PROBLEM: It is required that all of the data be written out exactly.

RECORDS:
---------------
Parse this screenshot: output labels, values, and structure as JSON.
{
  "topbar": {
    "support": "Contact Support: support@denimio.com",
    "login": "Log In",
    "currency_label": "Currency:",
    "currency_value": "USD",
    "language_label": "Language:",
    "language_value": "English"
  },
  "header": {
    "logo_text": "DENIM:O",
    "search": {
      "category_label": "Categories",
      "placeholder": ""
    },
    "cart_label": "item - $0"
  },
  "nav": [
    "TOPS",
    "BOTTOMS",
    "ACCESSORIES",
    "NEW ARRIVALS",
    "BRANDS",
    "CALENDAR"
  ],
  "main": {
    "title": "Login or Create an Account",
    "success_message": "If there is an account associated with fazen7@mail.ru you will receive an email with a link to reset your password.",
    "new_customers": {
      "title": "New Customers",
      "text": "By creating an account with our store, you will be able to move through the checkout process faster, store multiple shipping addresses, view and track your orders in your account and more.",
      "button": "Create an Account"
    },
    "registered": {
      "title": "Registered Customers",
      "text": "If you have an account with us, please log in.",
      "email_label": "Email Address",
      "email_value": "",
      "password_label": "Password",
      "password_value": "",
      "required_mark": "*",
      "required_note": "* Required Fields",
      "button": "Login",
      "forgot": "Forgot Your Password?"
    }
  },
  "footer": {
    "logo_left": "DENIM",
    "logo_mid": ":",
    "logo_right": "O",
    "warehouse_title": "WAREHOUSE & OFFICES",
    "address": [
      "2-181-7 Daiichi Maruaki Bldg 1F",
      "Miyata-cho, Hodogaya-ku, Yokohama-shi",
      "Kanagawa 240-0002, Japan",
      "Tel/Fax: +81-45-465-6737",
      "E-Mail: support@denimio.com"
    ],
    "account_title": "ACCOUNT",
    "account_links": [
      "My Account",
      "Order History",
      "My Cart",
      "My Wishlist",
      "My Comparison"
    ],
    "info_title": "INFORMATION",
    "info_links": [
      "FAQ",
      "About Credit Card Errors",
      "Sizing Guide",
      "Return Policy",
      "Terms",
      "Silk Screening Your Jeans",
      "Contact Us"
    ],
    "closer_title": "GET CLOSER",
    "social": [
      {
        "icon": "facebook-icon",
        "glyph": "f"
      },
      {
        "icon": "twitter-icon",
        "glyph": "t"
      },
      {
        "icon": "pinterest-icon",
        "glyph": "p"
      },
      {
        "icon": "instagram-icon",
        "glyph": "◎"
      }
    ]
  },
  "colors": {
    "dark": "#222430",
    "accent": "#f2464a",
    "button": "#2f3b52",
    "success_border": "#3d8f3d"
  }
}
---------------
ANSWER BELOW:
Parse this screenshot: output labels, values, and structure as JSON.
{
  "topbar": {
    "support": "Contact Support: support@denimio.com",
    "login": "Log In",
    "currency_label": "Currency:",
    "currency_value": "USD",
    "language_label": "Language:",
    "language_value": "English"
  },
  "header": {
    "logo_text": "DENIM:O",
    "search": {
      "category_label": "Categories",
      "placeholder": ""
    },
    "cart_label": "item - $0"
  },
  "nav": [
    "TOPS",
    "BOTTOMS",
    "ACCESSORIES",
    "NEW ARRIVALS",
    "BRANDS",
    "CALENDAR"
  ],
  "main": {
    "title": "Login or Create an Account",
    "success_message": "If there is an account associated with fazen7@mail.ru you will receive an email with a link to reset your password.",
    "new_customers": {
      "title": "New Customers",
      "text": "By creating an account with our store, you will be able to move through the checkout process faster, store multiple shipping addresses, view and track your orders in your account and more.",
      "button": "Create an Account"
    },
    "registered": {
      "title": "Registered Customers",
      "text": "If you have an account with us, please log in.",
      "email_label": "Email Address",
      "email_value": "",
      "password_label": "Password",
      "password_value": "",
      "required_mark": "*",
      "required_note": "* Required Fields",
      "button": "Login",
      "forgot": "Forgot Your Password?"
    }
  },
  "footer": {
    "logo_left": "DENIM",
    "logo_mid": ":",
    "logo_right": "O",
    "warehouse_title": "WAREHOUSE & OFFICES",
    "address": [
      "2-181-7 Daiichi Maruaki Bldg 1F",
      "Miyata-cho, Hodogaya-ku, Yokohama-shi",
      "Kanagawa 240-0002, Japan",
      "Tel/Fax: +81-45-465-6737",
      "E-Mail: support@denimio.com"
    ],
    "account_title": "ACCOUNT",
    "account_links": [
      "My Account",
      "Order History",
      "My Cart",
      "My Wishlist",
      "My Comparison"
    ],
    "info_title": "INFORMATION",
    "info_links": [
      "FAQ",
      "About Credit Card Errors",
      "Sizing Guide",
      "Return Policy",
      "Terms",
      "Silk Screening Your Jeans",
      "Contact Us"
    ],
    "closer_title": "GET CLOSER",
    "social": [
      {
        "icon": "facebook-icon",
        "glyph": "f"
      },
      {
        "icon": "twitter-icon",
        "glyph": "t"
      },
      {
        "icon": "pinterest-icon",
        "glyph": "p"
      },
      {
        "icon": "instagram-icon",
        "glyph": "◎"
      }
    ]
  },
  "colors": {
    "dark": "#222430",
    "accent": "#f2464a",
    "button": "#2f3b52",
    "success_border": "#3d8f3d"
  }
}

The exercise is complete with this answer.